THE TASK:
Write the material out again exactly.

RAW DATA:
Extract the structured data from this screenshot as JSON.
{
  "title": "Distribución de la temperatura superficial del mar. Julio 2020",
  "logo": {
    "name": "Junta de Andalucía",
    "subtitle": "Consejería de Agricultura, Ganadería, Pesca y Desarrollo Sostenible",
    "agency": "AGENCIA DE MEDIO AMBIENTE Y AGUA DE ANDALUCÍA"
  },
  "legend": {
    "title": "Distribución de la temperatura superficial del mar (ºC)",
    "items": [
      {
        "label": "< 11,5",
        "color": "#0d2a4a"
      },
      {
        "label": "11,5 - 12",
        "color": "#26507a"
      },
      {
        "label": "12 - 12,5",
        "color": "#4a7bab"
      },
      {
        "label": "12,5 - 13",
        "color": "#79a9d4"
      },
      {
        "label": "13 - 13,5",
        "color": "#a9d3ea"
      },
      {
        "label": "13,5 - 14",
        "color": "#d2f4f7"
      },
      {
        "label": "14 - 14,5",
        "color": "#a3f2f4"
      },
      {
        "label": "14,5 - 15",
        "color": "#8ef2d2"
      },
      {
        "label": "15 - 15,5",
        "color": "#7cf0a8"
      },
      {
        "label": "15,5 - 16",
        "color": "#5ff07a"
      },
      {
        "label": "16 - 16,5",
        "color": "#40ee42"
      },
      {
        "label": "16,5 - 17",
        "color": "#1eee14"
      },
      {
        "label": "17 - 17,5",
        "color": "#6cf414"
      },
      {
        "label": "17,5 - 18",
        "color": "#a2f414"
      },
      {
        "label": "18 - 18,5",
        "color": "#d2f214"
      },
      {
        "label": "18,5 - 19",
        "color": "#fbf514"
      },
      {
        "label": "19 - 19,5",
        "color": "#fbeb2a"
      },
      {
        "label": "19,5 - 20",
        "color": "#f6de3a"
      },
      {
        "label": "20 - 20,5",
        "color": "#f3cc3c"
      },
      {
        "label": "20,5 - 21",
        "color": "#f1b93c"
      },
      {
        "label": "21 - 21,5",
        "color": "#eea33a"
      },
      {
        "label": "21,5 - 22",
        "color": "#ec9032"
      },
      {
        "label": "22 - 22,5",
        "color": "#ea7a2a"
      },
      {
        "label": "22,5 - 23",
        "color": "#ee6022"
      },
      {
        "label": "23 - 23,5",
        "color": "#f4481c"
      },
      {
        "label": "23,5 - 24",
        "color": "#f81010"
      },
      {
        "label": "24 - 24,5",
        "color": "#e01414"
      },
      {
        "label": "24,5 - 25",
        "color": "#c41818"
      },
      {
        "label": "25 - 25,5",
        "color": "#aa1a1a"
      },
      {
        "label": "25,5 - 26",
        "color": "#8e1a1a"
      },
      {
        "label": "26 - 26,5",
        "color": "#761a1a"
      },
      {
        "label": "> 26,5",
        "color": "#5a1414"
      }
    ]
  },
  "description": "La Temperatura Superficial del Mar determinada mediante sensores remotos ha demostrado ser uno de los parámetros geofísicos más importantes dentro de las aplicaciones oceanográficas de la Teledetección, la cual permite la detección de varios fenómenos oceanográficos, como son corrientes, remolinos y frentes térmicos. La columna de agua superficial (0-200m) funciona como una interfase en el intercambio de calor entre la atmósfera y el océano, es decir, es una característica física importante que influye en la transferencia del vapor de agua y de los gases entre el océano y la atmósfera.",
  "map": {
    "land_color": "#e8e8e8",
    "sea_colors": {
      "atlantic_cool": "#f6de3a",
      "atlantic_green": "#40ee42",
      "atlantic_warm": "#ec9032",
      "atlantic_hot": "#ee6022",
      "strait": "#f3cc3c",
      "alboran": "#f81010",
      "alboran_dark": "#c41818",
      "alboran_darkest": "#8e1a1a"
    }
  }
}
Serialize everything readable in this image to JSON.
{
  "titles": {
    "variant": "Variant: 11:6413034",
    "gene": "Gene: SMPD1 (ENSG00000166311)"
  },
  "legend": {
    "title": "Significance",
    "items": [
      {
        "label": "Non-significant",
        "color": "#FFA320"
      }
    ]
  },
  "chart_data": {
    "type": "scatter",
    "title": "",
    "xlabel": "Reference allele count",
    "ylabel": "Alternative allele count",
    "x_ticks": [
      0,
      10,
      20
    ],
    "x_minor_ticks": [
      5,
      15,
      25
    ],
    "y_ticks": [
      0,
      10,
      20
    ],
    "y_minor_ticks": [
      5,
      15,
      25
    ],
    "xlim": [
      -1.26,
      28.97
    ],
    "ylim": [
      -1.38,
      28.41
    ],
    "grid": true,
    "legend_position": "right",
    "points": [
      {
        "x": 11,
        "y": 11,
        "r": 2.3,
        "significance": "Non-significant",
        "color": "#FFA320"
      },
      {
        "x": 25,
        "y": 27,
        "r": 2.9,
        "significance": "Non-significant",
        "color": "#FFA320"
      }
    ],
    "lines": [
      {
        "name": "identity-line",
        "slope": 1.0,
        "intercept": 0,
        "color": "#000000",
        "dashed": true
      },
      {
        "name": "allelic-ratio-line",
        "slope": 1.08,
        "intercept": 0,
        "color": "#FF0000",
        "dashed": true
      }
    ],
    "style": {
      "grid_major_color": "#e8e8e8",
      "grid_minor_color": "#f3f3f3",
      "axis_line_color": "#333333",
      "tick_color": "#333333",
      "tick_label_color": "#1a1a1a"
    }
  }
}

COMPLETE ANSWER:
Extract the structured data from this screenshot as JSON.
{
  "title": "Distribución de la temperatura superficial del mar. Julio 2020",
  "logo": {
    "name": "Junta de Andalucía",
    "subtitle": "Consejería de Agricultura, Ganadería, Pesca y Desarrollo Sostenible",
    "agency": "AGENCIA DE MEDIO AMBIENTE Y AGUA DE ANDALUCÍA"
  },
  "legend": {
    "title": "Distribución de la temperatura superficial del mar (ºC)",
    "items": [
      {
        "label": "< 11,5",
        "color": "#0d2a4a"
      },
      {
        "label": "11,5 - 12",
        "color": "#26507a"
      },
      {
        "label": "12 - 12,5",
        "color": "#4a7bab"
      },
      {
        "label": "12,5 - 13",
        "color": "#79a9d4"
      },
      {
        "label": "13 - 13,5",
        "color": "#a9d3ea"
      },
      {
        "label": "13,5 - 14",
        "color": "#d2f4f7"
      },
      {
        "label": "14 - 14,5",
        "color": "#a3f2f4"
      },
      {
        "label": "14,5 - 15",
        "color": "#8ef2d2"
      },
      {
        "label": "15 - 15,5",
        "color": "#7cf0a8"
      },
      {
        "label": "15,5 - 16",
        "color": "#5ff07a"
      },
      {
        "label": "16 - 16,5",
        "color": "#40ee42"
      },
      {
        "label": "16,5 - 17",
        "color": "#1eee14"
      },
      {
        "label": "17 - 17,5",
        "color": "#6cf414"
      },
      {
        "label": "17,5 - 18",
        "color": "#a2f414"
      },
      {
        "label": "18 - 18,5",
        "color": "#d2f214"
      },
      {
        "label": "18,5 - 19",
        "color": "#fbf514"
      },
      {
        "label": "19 - 19,5",
        "color": "#fbeb2a"
      },
      {
        "label": "19,5 - 20",
        "color": "#f6de3a"
      },
      {
        "label": "20 - 20,5",
        "color": "#f3cc3c"
      },
      {
        "label": "20,5 - 21",
        "color": "#f1b93c"
      },
      {
        "label": "21 - 21,5",
        "color": "#eea33a"
      },
      {
        "label": "21,5 - 22",
        "color": "#ec9032"
      },
      {
        "label": "22 - 22,5",
        "color": "#ea7a2a"
      },
      {
        "label": "22,5 - 23",
        "color": "#ee6022"
      },
      {
        "label": "23 - 23,5",
        "color": "#f4481c"
      },
      {
        "label": "23,5 - 24",
        "color": "#f81010"
      },
      {
        "label": "24 - 24,5",
        "color": "#e01414"
      },
      {
        "label": "24,5 - 25",
        "color": "#c41818"
      },
      {
        "label": "25 - 25,5",
        "color": "#aa1a1a"
      },
      {
        "label": "25,5 - 26",
        "color": "#8e1a1a"
      },
      {
        "label": "26 - 26,5",
        "color": "#761a1a"
      },
      {
        "label": "> 26,5",
        "color": "#5a1414"
      }
    ]
  },
  "description": "La Temperatura Superficial del Mar determinada mediante sensores remotos ha demostrado ser uno de los parámetros geofísicos más importantes dentro de las aplicaciones oceanográficas de la Teledetección, la cual permite la detección de varios fenómenos oceanográficos, como son corrientes, remolinos y frentes térmicos. La columna de agua superficial (0-200m) funciona como una interfase en el intercambio de calor entre la atmósfera y el océano, es decir, es una característica física importante que influye en la transferencia del vapor de agua y de los gases entre el océano y la atmósfera.",
  "map": {
    "land_color": "#e8e8e8",
    "sea_colors": {
      "atlantic_cool": "#f6de3a",
      "atlantic_green": "#40ee42",
      "atlantic_warm": "#ec9032",
      "atlantic_hot": "#ee6022",
      "strait": "#f3cc3c",
      "alboran": "#f81010",
      "alboran_dark": "#c41818",
      "alboran_darkest": "#8e1a1a"
    }
  }
}
Serialize everything readable in this image to JSON.
{
  "titles": {
    "variant": "Variant: 11:6413034",
    "gene": "Gene: SMPD1 (ENSG00000166311)"
  },
  "legend": {
    "title": "Significance",
    "items": [
      {
        "label": "Non-significant",
        "color": "#FFA320"
      }
    ]
  },
  "chart_data": {
    "type": "scatter",
    "title": "",
    "xlabel": "Reference allele count",
    "ylabel": "Alternative allele count",
    "x_ticks": [
      0,
      10,
      20
    ],
    "x_minor_ticks": [
      5,
      15,
      25
    ],
    "y_ticks": [
      0,
      10,
      20
    ],
    "y_minor_ticks": [
      5,
      15,
      25
    ],
    "xlim": [
      -1.26,
      28.97
    ],
    "ylim": [
      -1.38,
      28.41
    ],
    "grid": true,
    "legend_position": "right",
    "points": [
      {
        "x": 11,
        "y": 11,
        "r": 2.3,
        "significance": "Non-significant",
        "color": "#FFA320"
      },
      {
        "x": 25,
        "y": 27,
        "r": 2.9,
        "significance": "Non-significant",
        "color": "#FFA320"
      }
    ],
    "lines": [
      {
        "name": "identity-line",
        "slope": 1.0,
        "intercept": 0,
        "color": "#000000",
        "dashed": true
      },
      {
        "name": "allelic-ratio-line",
        "slope": 1.08,
        "intercept": 0,
        "color": "#FF0000",
        "dashed": true
      }
    ],
    "style": {
      "grid_major_color": "#e8e8e8",
      "grid_minor_color": "#f3f3f3",
      "axis_line_color": "#333333",
      "tick_color": "#333333",
      "tick_label_color": "#1a1a1a"
    }
  }
}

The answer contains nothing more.